<<<<

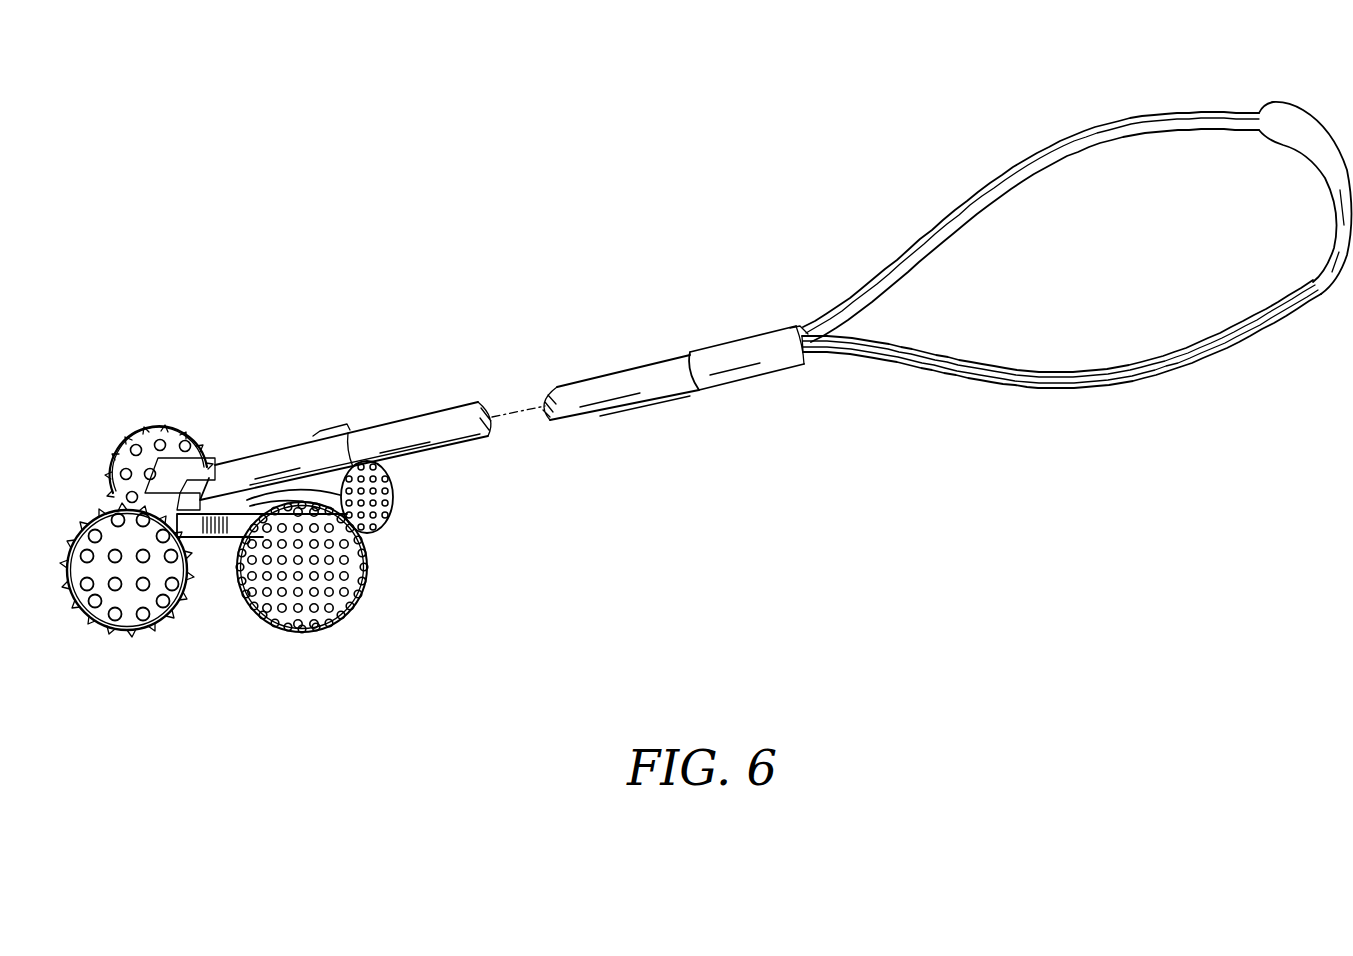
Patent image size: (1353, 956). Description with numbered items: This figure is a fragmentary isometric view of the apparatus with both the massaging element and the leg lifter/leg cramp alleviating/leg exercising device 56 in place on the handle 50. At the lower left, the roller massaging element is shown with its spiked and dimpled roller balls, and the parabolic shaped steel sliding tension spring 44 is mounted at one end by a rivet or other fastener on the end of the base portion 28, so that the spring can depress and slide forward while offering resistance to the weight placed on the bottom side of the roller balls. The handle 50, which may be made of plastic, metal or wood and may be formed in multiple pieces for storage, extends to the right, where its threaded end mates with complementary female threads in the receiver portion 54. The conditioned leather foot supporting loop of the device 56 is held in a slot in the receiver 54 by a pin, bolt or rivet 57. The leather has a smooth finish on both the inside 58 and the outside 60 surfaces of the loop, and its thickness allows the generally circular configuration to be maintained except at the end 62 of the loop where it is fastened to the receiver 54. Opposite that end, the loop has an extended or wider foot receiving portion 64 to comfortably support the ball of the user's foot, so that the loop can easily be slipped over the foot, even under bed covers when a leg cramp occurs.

The base portion 28 is at (212, 541).
The sliding tension spring 44 is at (387, 510).
The handle 50 is at (617, 407).
The receiver portion 54 is at (740, 340).
The leg lifter/leg cramp alleviating/leg exercising device 56 is at (1075, 133).
The pin, bolt or rivet 57 is at (787, 357).
The inside surface 58 is at (1147, 137).
The outside surface 60 is at (1123, 377).
The end of the loop 62 is at (820, 353).
The foot receiving portion 64 is at (1317, 113).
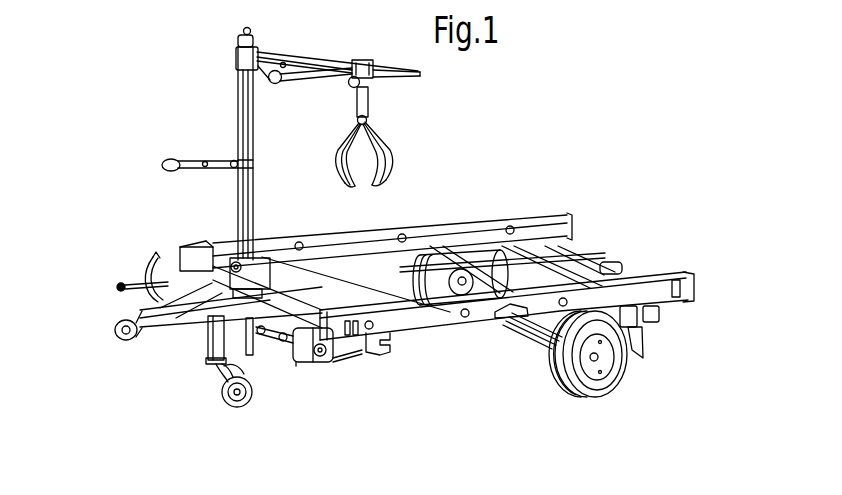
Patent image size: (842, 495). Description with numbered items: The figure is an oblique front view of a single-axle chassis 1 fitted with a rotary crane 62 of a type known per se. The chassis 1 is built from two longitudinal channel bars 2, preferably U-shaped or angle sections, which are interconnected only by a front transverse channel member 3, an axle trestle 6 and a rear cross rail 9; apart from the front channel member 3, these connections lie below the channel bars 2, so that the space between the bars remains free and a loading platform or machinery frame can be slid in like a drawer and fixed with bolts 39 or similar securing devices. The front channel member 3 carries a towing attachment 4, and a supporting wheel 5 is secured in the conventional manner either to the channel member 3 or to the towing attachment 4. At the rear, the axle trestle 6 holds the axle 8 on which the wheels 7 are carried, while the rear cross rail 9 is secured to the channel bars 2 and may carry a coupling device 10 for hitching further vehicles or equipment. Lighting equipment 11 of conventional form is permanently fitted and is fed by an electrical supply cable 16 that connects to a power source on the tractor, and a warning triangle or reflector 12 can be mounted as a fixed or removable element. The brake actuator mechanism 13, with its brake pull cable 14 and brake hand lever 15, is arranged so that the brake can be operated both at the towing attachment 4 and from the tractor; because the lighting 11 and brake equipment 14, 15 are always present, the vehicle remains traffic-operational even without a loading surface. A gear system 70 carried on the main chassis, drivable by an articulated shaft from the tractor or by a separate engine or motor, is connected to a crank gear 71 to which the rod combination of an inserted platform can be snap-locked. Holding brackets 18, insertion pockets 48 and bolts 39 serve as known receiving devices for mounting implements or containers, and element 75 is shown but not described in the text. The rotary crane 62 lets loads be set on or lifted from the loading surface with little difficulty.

The chassis 1 is at (217, 250).
The longitudinal channel bars 2 is at (345, 238).
The front transverse channel member 3 is at (189, 246).
The towing attachment 4 is at (177, 326).
The supporting wheel 5 is at (212, 365).
The axle trestle 6 is at (497, 262).
The wheels 7 is at (598, 396).
The axle 8 is at (353, 359).
The rear cross rail 9 is at (586, 262).
The coupling device 10 is at (620, 270).
The lighting equipment 11 is at (636, 313).
The warning triangle or reflector 12 is at (637, 352).
The brake actuator mechanism 13 is at (513, 322).
The brake pull cable 14 is at (380, 287).
The brake hand lever 15 is at (155, 262).
The electrical supply cable 16 is at (140, 281).
The holding bracket 18 is at (378, 358).
The bolts 39 is at (299, 242).
The insertion pocket 48 is at (695, 291).
The rotary crane 62 is at (244, 118).
The gear system 70 is at (306, 364).
The crank gear 71 is at (327, 363).
The caster fork 75 is at (247, 345).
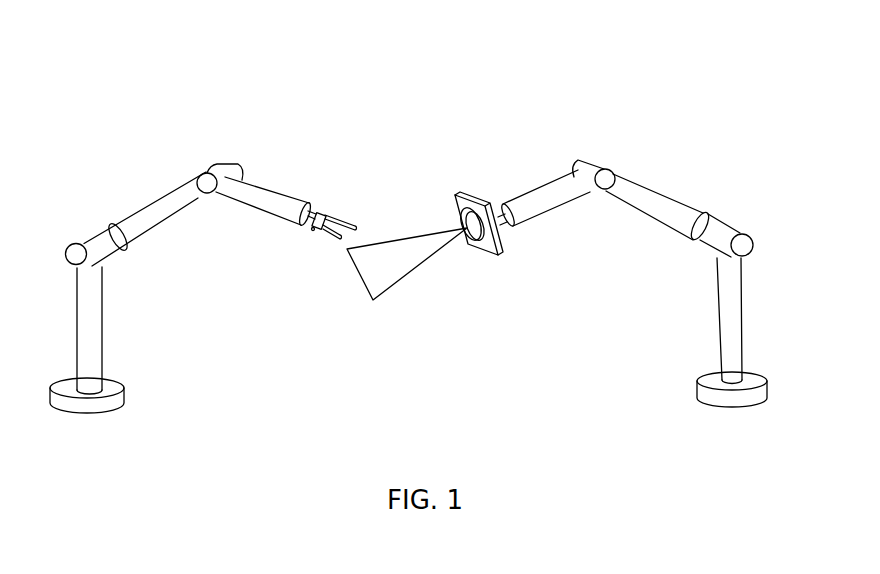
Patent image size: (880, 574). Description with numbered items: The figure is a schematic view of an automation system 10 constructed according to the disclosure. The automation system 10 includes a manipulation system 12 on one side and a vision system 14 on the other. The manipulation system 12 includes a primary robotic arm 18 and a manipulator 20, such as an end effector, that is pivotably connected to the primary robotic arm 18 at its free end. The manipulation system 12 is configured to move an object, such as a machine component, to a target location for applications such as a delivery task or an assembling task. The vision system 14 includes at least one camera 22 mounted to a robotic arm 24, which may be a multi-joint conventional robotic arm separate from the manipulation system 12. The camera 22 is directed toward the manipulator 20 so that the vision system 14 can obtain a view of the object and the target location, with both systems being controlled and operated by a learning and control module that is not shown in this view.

The automation system 10 is at (623, 63).
The manipulation system 12 is at (230, 109).
The vision system 14 is at (479, 159).
The primary robotic arm 18 is at (130, 182).
The manipulator 20 is at (328, 230).
The camera 22 is at (487, 249).
The robotic arm 24 is at (698, 146).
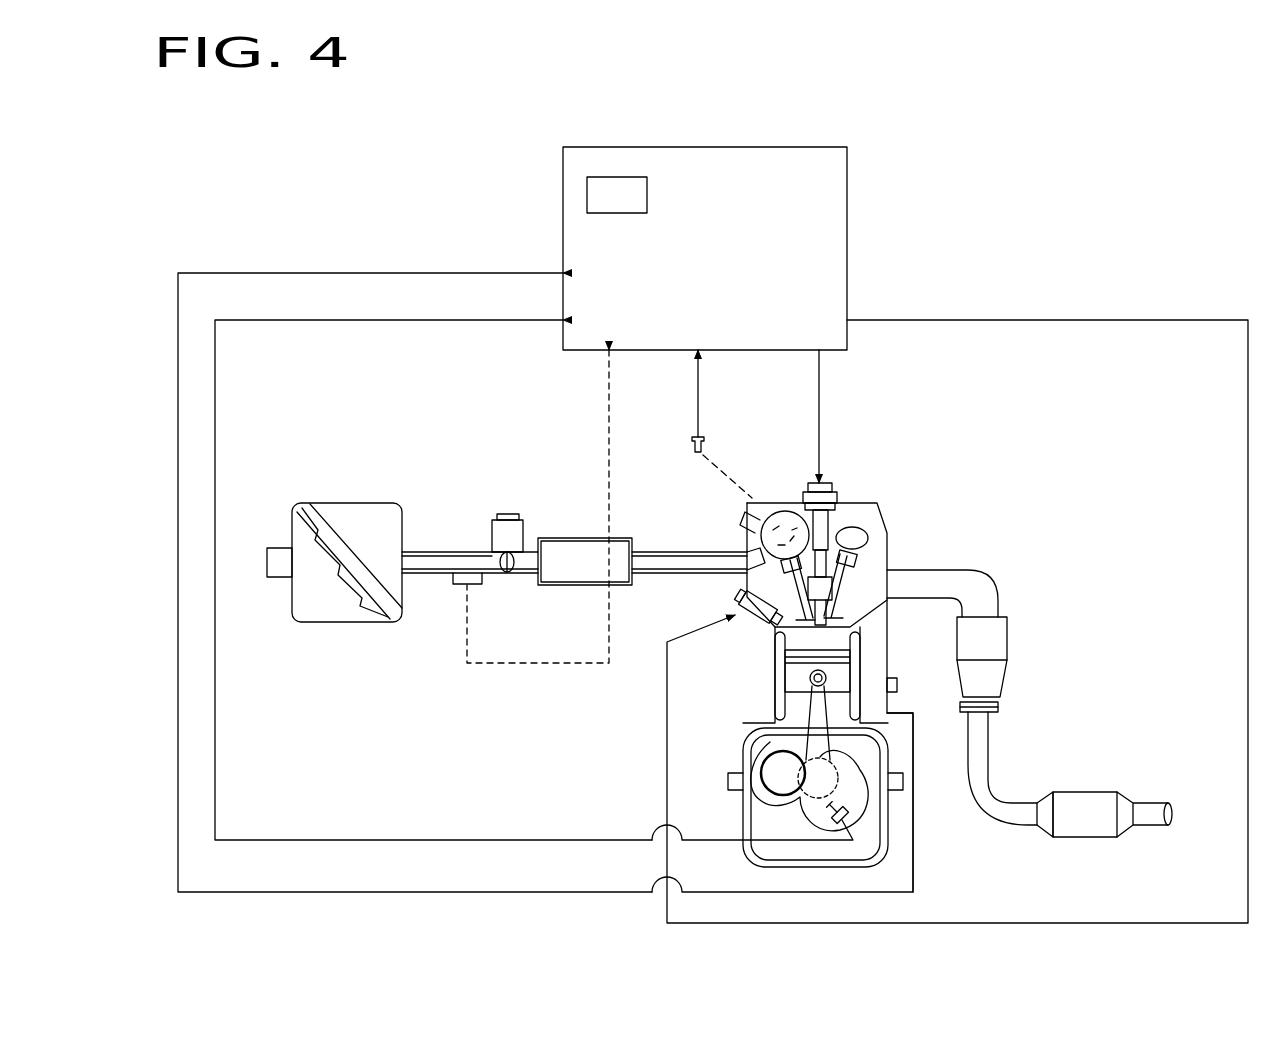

>>>>

◆ Task to complete:
Rewrite all of the lines above, replacing "Patent image size" with "Figure size" and leaving everything else unchanged. Omit the pictures from your answer.

◆ Response to the exercise:
Figure size: (1353, 956). Description with numbered items: This figure is a fragmentary isometric view of the apparatus with both the massaging element and the leg lifter/leg cramp alleviating/leg exercising device 56 in place on the handle 50. At the lower left, the roller massaging element is shown with its spiked and dimpled roller balls, and the parabolic shaped steel sliding tension spring 44 is mounted at one end by a rivet or other fastener on the end of the base portion 28, so that the spring can depress and slide forward while offering resistance to the weight placed on the bottom side of the roller balls. The handle 50, which may be made of plastic, metal or wood and may be formed in multiple pieces for storage, extends to the right, where its threaded end mates with complementary female threads in the receiver portion 54. The conditioned leather foot supporting loop of the device 56 is held in a slot in the receiver 54 by a pin, bolt or rivet 57. The leather has a smooth finish on both the inside 58 and the outside 60 surfaces of the loop, and its thickness allows the generally circular configuration to be maintained except at the end 62 of the loop where it is fastened to the receiver 54. Opposite that end, the loop has an extended or wider foot receiving portion 64 to comfortably support the ball of the user's foot, so that the loop can easily be slipped over the foot, even under bed covers when a leg cramp occurs.

The base portion 28 is at (212, 541).
The sliding tension spring 44 is at (387, 510).
The handle 50 is at (617, 407).
The receiver portion 54 is at (740, 340).
The leg lifter/leg cramp alleviating/leg exercising device 56 is at (1075, 133).
The pin, bolt or rivet 57 is at (787, 357).
The inside surface 58 is at (1147, 137).
The outside surface 60 is at (1123, 377).
The end of the loop 62 is at (820, 353).
The foot receiving portion 64 is at (1317, 113).
Figure size: (842, 495). Description with numbered items: The figure is an oblique front view of a single-axle chassis 1 fitted with a rotary crane 62 of a type known per se. The chassis 1 is built from two longitudinal channel bars 2, preferably U-shaped or angle sections, which are interconnected only by a front transverse channel member 3, an axle trestle 6 and a rear cross rail 9; apart from the front channel member 3, these connections lie below the channel bars 2, so that the space between the bars remains free and a loading platform or machinery frame can be slid in like a drawer and fixed with bolts 39 or similar securing devices. The front channel member 3 carries a towing attachment 4, and a supporting wheel 5 is secured in the conventional manner either to the channel member 3 or to the towing attachment 4. At the rear, the axle trestle 6 holds the axle 8 on which the wheels 7 are carried, while the rear cross rail 9 is secured to the channel bars 2 and may carry a coupling device 10 for hitching further vehicles or equipment. Lighting equipment 11 of conventional form is permanently fitted and is fed by an electrical supply cable 16 that connects to a power source on the tractor, and a warning triangle or reflector 12 can be mounted as a fixed or removable element. The brake actuator mechanism 13, with its brake pull cable 14 and brake hand lever 15, is arranged so that the brake can be operated both at the towing attachment 4 and from the tractor; because the lighting 11 and brake equipment 14, 15 are always present, the vehicle remains traffic-operational even without a loading surface. A gear system 70 carried on the main chassis, drivable by an articulated shaft from the tractor or by a separate engine or motor, is connected to a crank gear 71 to which the rod combination of an inserted platform can be snap-locked. Holding brackets 18, insertion pockets 48 and bolts 39 serve as known receiving devices for mounting implements or containers, and element 75 is shown but not described in the text. The rotary crane 62 lets loads be set on or lifted from the loading surface with little difficulty.

The chassis 1 is at (217, 250).
The longitudinal channel bars 2 is at (345, 238).
The front transverse channel member 3 is at (189, 246).
The towing attachment 4 is at (177, 326).
The supporting wheel 5 is at (212, 365).
The axle trestle 6 is at (497, 262).
The wheels 7 is at (598, 396).
The axle 8 is at (353, 359).
The rear cross rail 9 is at (586, 262).
The coupling device 10 is at (620, 270).
The lighting equipment 11 is at (636, 313).
The warning triangle or reflector 12 is at (637, 352).
The brake actuator mechanism 13 is at (513, 322).
The brake pull cable 14 is at (380, 287).
The brake hand lever 15 is at (155, 262).
The electrical supply cable 16 is at (140, 281).
The holding bracket 18 is at (378, 358).
The bolts 39 is at (299, 242).
The insertion pocket 48 is at (695, 291).
The rotary crane 62 is at (244, 118).
The gear system 70 is at (306, 364).
The crank gear 71 is at (327, 363).
The caster fork 75 is at (247, 345).
Figure size: (880, 574). Description with numbered items: The figure is a schematic view of an automation system 10 constructed according to the disclosure. The automation system 10 includes a manipulation system 12 on one side and a vision system 14 on the other. The manipulation system 12 includes a primary robotic arm 18 and a manipulator 20, such as an end effector, that is pivotably connected to the primary robotic arm 18 at its free end. The manipulation system 12 is configured to move an object, such as a machine component, to a target location for applications such as a delivery task or an assembling task. The vision system 14 includes at least one camera 22 mounted to a robotic arm 24, which may be a multi-joint conventional robotic arm separate from the manipulation system 12. The camera 22 is directed toward the manipulator 20 so that the vision system 14 can obtain a view of the object and the target location, with both systems being controlled and operated by a learning and control module that is not shown in this view.

The automation system 10 is at (623, 63).
The manipulation system 12 is at (230, 109).
The vision system 14 is at (479, 159).
The primary robotic arm 18 is at (130, 182).
The manipulator 20 is at (328, 230).
The camera 22 is at (487, 249).
The robotic arm 24 is at (698, 146).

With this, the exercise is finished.